PROBLEM: Your task is to quote the material that follows, in full and exactly.

[Excerpt from a dataset]
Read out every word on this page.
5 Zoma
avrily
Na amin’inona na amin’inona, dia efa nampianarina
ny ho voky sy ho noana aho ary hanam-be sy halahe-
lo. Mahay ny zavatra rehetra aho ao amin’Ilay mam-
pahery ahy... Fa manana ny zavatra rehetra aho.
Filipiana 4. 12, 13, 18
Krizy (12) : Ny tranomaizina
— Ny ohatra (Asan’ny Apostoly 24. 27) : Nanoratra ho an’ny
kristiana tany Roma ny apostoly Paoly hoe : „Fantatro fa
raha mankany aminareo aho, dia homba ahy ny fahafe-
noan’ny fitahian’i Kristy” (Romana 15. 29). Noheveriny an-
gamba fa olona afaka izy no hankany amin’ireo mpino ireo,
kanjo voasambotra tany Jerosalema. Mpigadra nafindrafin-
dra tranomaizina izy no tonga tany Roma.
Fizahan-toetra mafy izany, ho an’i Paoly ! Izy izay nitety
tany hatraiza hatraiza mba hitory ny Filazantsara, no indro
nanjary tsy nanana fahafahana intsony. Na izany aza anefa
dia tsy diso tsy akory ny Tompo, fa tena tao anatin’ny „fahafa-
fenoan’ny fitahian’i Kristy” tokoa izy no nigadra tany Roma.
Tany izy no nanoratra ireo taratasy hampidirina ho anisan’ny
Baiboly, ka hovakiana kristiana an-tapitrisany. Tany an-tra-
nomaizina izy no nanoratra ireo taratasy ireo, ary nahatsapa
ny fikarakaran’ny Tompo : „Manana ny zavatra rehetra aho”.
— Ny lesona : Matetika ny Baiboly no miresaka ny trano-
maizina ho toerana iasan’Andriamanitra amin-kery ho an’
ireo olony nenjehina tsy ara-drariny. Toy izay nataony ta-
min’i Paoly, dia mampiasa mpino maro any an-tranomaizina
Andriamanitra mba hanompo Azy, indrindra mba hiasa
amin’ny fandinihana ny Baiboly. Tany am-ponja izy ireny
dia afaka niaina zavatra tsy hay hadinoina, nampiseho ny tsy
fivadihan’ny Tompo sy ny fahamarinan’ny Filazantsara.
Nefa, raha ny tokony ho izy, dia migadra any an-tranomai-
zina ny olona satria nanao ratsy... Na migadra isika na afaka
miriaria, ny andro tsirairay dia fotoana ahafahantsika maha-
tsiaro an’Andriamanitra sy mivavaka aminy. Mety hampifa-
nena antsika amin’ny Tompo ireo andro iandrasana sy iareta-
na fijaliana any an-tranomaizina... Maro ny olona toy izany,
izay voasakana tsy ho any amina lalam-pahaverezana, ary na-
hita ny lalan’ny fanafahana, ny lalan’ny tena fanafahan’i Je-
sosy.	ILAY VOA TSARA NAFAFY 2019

OUTPUT FOR THIS TASK:
Read out every word on this page.
5 Zoma
avrily
Na amin’inona na amin’inona, dia efa nampianarina
ny ho voky sy ho noana aho ary hanam-be sy halahe-
lo. Mahay ny zavatra rehetra aho ao amin’Ilay mam-
pahery ahy... Fa manana ny zavatra rehetra aho.
Filipiana 4. 12, 13, 18
Krizy (12) : Ny tranomaizina
— Ny ohatra (Asan’ny Apostoly 24. 27) : Nanoratra ho an’ny
kristiana tany Roma ny apostoly Paoly hoe : „Fantatro fa
raha mankany aminareo aho, dia homba ahy ny fahafe-
noan’ny fitahian’i Kristy” (Romana 15. 29). Noheveriny an-
gamba fa olona afaka izy no hankany amin’ireo mpino ireo,
kanjo voasambotra tany Jerosalema. Mpigadra nafindrafin-
dra tranomaizina izy no tonga tany Roma.
Fizahan-toetra mafy izany, ho an’i Paoly ! Izy izay nitety
tany hatraiza hatraiza mba hitory ny Filazantsara, no indro
nanjary tsy nanana fahafahana intsony. Na izany aza anefa
dia tsy diso tsy akory ny Tompo, fa tena tao anatin’ny „fahafa-
fenoan’ny fitahian’i Kristy” tokoa izy no nigadra tany Roma.
Tany izy no nanoratra ireo taratasy hampidirina ho anisan’ny
Baiboly, ka hovakiana kristiana an-tapitrisany. Tany an-tra-
nomaizina izy no nanoratra ireo taratasy ireo, ary nahatsapa
ny fikarakaran’ny Tompo : „Manana ny zavatra rehetra aho”.
— Ny lesona : Matetika ny Baiboly no miresaka ny trano-
maizina ho toerana iasan’Andriamanitra amin-kery ho an’
ireo olony nenjehina tsy ara-drariny. Toy izay nataony ta-
min’i Paoly, dia mampiasa mpino maro any an-tranomaizina
Andriamanitra mba hanompo Azy, indrindra mba hiasa
amin’ny fandinihana ny Baiboly. Tany am-ponja izy ireny
dia afaka niaina zavatra tsy hay hadinoina, nampiseho ny tsy
fivadihan’ny Tompo sy ny fahamarinan’ny Filazantsara.
Nefa, raha ny tokony ho izy, dia migadra any an-tranomai-
zina ny olona satria nanao ratsy... Na migadra isika na afaka
miriaria, ny andro tsirairay dia fotoana ahafahantsika maha-
tsiaro an’Andriamanitra sy mivavaka aminy. Mety hampifa-
nena antsika amin’ny Tompo ireo andro iandrasana sy iareta-
na fijaliana any an-tranomaizina... Maro ny olona toy izany,
izay voasakana tsy ho any amina lalam-pahaverezana, ary na-
hita ny lalan’ny fanafahana, ny lalan’ny tena fanafahan’i Je-
sosy.	ILAY VOA TSARA NAFAFY 2019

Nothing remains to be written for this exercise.